Document passage –
****
Shanghai: US Secretary of State Antony Blinken was due in China on Wednesday, as the United States ramps up pressure on its rival over its support for Russia while also seeking to manage tensions with Beijing.
The US diplomat will meet China's top brass on Friday in Beijing, where he is also expected to plead for restraint as Taiwan inaugurates a new leader, and to raise US concerns on Chinese trade practices -- a vital issue for President Joe Biden in an election year.
But Blinken is also seeking to stabilise ties, with tensions between the world's two largest economies palpably easing since his last visit in June.
At the time, he was the highest-ranking US official to visit China in five years, and the trip was followed by a meeting between the countries' presidents in November.
At that summit in California, Chinese President Xi Jinping agreed to a US wish list including restoring contact between militaries and cracking down on precursor chemicals to fentanyl, the powerful painkiller behind an addiction epidemic in the United States.
Blinken will start his visit on Wednesday in Shanghai.
While in the city, he will meet students and business leaders in what an aide called a bid to highlight warm ties between the American and Chinese peoples.
****
Instructions for the task – List every person named in the news passage about Blinken's trip to China. The rows that come after this passage play no part in the work here.
****
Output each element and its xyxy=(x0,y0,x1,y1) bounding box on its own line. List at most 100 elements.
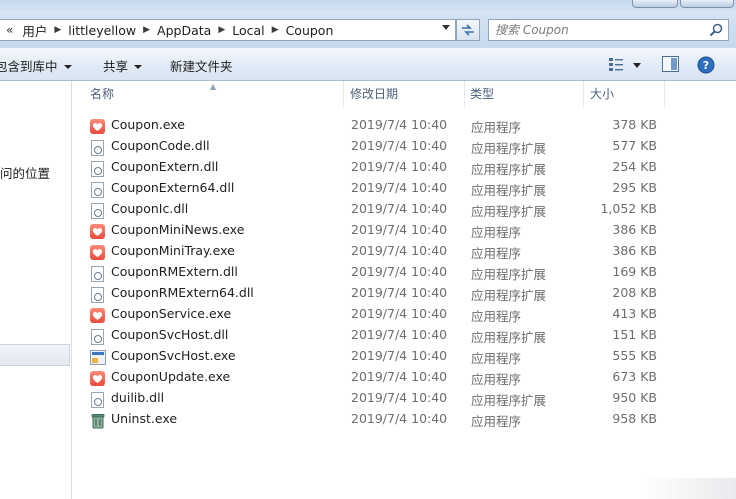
column-header-size[interactable]: 大小 xyxy=(585,81,665,107)
file-size: 378 KB xyxy=(612,117,657,132)
file-name[interactable]: CouponService.exe xyxy=(111,306,231,321)
file-name[interactable]: CouponRMExtern64.dll xyxy=(111,285,254,300)
new-folder-button[interactable]: 新建文件夹 xyxy=(170,56,233,75)
file-row[interactable]: CouponService.exe 2019/7/4 10:40 应用程序 413 K… xyxy=(73,304,736,325)
application-icon xyxy=(90,245,105,260)
breadcrumb-user[interactable]: littleyellow xyxy=(68,23,136,38)
file-icon xyxy=(90,306,106,323)
search-box[interactable] xyxy=(488,19,729,41)
file-row[interactable]: CouponSvcHost.dll 2019/7/4 10:40 应用程序扩展 151… xyxy=(73,325,736,346)
file-name[interactable]: Coupon.exe xyxy=(111,117,185,132)
chevron-down-icon xyxy=(63,65,72,69)
file-icon xyxy=(90,369,106,386)
file-row[interactable]: CouponMiniNews.exe 2019/7/4 10:40 应用程序 386 … xyxy=(73,220,736,241)
include-in-library-label: 包含到库中 xyxy=(0,59,58,74)
file-row[interactable]: CouponRMExtern64.dll 2019/7/4 10:40 应用程序扩展… xyxy=(73,283,736,304)
change-view-icon[interactable] xyxy=(608,56,624,72)
file-name[interactable]: CouponExtern.dll xyxy=(111,159,218,174)
application-icon xyxy=(90,371,105,386)
address-bar[interactable]: « 用户 ▶ littleyellow ▶ AppData ▶ Local ▶ … xyxy=(0,19,456,41)
breadcrumb-overflow-icon[interactable]: « xyxy=(6,23,13,37)
column-header-name[interactable]: 名称 xyxy=(85,81,344,107)
file-name[interactable]: CouponUpdate.exe xyxy=(111,369,230,384)
column-header-date[interactable]: 修改日期 xyxy=(345,81,465,107)
application-icon xyxy=(90,308,105,323)
include-in-library-button[interactable]: 包含到库中 xyxy=(0,56,72,75)
file-row[interactable]: CouponIc.dll 2019/7/4 10:40 应用程序扩展 1,052 KB xyxy=(73,199,736,220)
file-name[interactable]: CouponIc.dll xyxy=(111,201,188,216)
file-icon xyxy=(90,411,106,429)
search-icon[interactable] xyxy=(709,23,723,37)
breadcrumb: « 用户 ▶ littleyellow ▶ AppData ▶ Local ▶ … xyxy=(6,20,333,40)
file-name[interactable]: CouponMiniTray.exe xyxy=(111,243,235,258)
file-type: 应用程序扩展 xyxy=(471,162,547,177)
breadcrumb-local[interactable]: Local xyxy=(232,23,264,38)
file-icon xyxy=(90,285,106,303)
file-row[interactable]: Coupon.exe 2019/7/4 10:40 应用程序 378 KB xyxy=(73,115,736,136)
breadcrumb-separator-icon[interactable]: ▶ xyxy=(54,25,61,35)
file-name[interactable]: CouponSvcHost.dll xyxy=(111,327,228,342)
file-type: 应用程序 xyxy=(471,225,522,240)
address-row: « 用户 ▶ littleyellow ▶ AppData ▶ Local ▶ … xyxy=(0,14,736,48)
file-name[interactable]: CouponCode.dll xyxy=(111,138,210,153)
share-label: 共享 xyxy=(103,59,129,74)
address-history-dropdown-icon[interactable] xyxy=(442,25,450,30)
file-name[interactable]: CouponExtern64.dll xyxy=(111,180,234,195)
file-name[interactable]: Uninst.exe xyxy=(111,411,177,426)
breadcrumb-users[interactable]: 用户 xyxy=(22,21,47,40)
file-size: 950 KB xyxy=(612,390,657,405)
file-row[interactable]: CouponRMExtern.dll 2019/7/4 10:40 应用程序扩展 16… xyxy=(73,262,736,283)
file-date: 2019/7/4 10:40 xyxy=(351,222,448,237)
file-date: 2019/7/4 10:40 xyxy=(351,201,448,216)
breadcrumb-separator-icon[interactable]: ▶ xyxy=(218,25,225,35)
breadcrumb-appdata[interactable]: AppData xyxy=(157,23,211,38)
search-input[interactable] xyxy=(495,22,700,38)
file-size: 577 KB xyxy=(612,138,657,153)
file-icon xyxy=(90,348,106,365)
file-row[interactable]: CouponExtern.dll 2019/7/4 10:40 应用程序扩展 254 … xyxy=(73,157,736,178)
file-size: 386 KB xyxy=(612,243,657,258)
chevron-down-icon xyxy=(134,65,143,69)
file-list[interactable]: ▲ 名称 修改日期 类型 大小 Coupon.exe 2019/7/4 10:40… xyxy=(73,81,736,499)
nav-selected-item[interactable] xyxy=(0,344,70,366)
breadcrumb-separator-icon[interactable]: ▶ xyxy=(143,25,150,35)
file-type: 应用程序 xyxy=(471,246,522,261)
file-date: 2019/7/4 10:40 xyxy=(351,306,448,321)
file-icon xyxy=(90,327,106,345)
dll-file-icon xyxy=(91,161,104,177)
file-size: 555 KB xyxy=(612,348,657,363)
file-name[interactable]: CouponRMExtern.dll xyxy=(111,264,238,279)
file-row[interactable]: CouponExtern64.dll 2019/7/4 10:40 应用程序扩展 29… xyxy=(73,178,736,199)
file-row[interactable]: Uninst.exe 2019/7/4 10:40 应用程序 958 KB xyxy=(73,409,736,430)
file-name[interactable]: CouponSvcHost.exe xyxy=(111,348,236,363)
file-row[interactable]: duilib.dll 2019/7/4 10:40 应用程序扩展 950 KB xyxy=(73,388,736,409)
file-size: 208 KB xyxy=(612,285,657,300)
help-icon[interactable]: ? xyxy=(697,56,715,74)
column-header-type[interactable]: 类型 xyxy=(465,81,584,107)
breadcrumb-separator-icon[interactable]: ▶ xyxy=(272,25,279,35)
file-type: 应用程序 xyxy=(471,309,522,324)
command-bar: 包含到库中 共享 新建文件夹 ? xyxy=(0,48,736,81)
file-name[interactable]: CouponMiniNews.exe xyxy=(111,222,244,237)
dll-file-icon xyxy=(91,203,104,219)
file-size: 1,052 KB xyxy=(600,201,657,216)
refresh-button[interactable] xyxy=(456,19,480,41)
file-name[interactable]: duilib.dll xyxy=(111,390,164,405)
file-row[interactable]: CouponUpdate.exe 2019/7/4 10:40 应用程序 673 KB xyxy=(73,367,736,388)
file-icon xyxy=(90,243,106,260)
preview-pane-icon[interactable] xyxy=(662,56,679,72)
minimize-button[interactable] xyxy=(632,0,678,8)
navigation-pane[interactable]: 问的位置 xyxy=(0,81,72,499)
file-type: 应用程序扩展 xyxy=(471,183,547,198)
view-options-dropdown-icon[interactable] xyxy=(633,63,641,68)
file-icon xyxy=(90,201,106,219)
file-icon xyxy=(90,390,106,408)
maximize-button[interactable] xyxy=(680,0,734,8)
file-row[interactable]: CouponSvcHost.exe 2019/7/4 10:40 应用程序 555 K… xyxy=(73,346,736,367)
share-button[interactable]: 共享 xyxy=(103,56,143,75)
nav-item-recent-places[interactable]: 问的位置 xyxy=(0,163,50,182)
file-row[interactable]: CouponCode.dll 2019/7/4 10:40 应用程序扩展 577 KB xyxy=(73,136,736,157)
file-icon xyxy=(90,180,106,198)
breadcrumb-coupon[interactable]: Coupon xyxy=(286,23,334,38)
file-row[interactable]: CouponMiniTray.exe 2019/7/4 10:40 应用程序 386 … xyxy=(73,241,736,262)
****
Response for this exercise – Antony Blinken, Joe Biden, Xi Jinping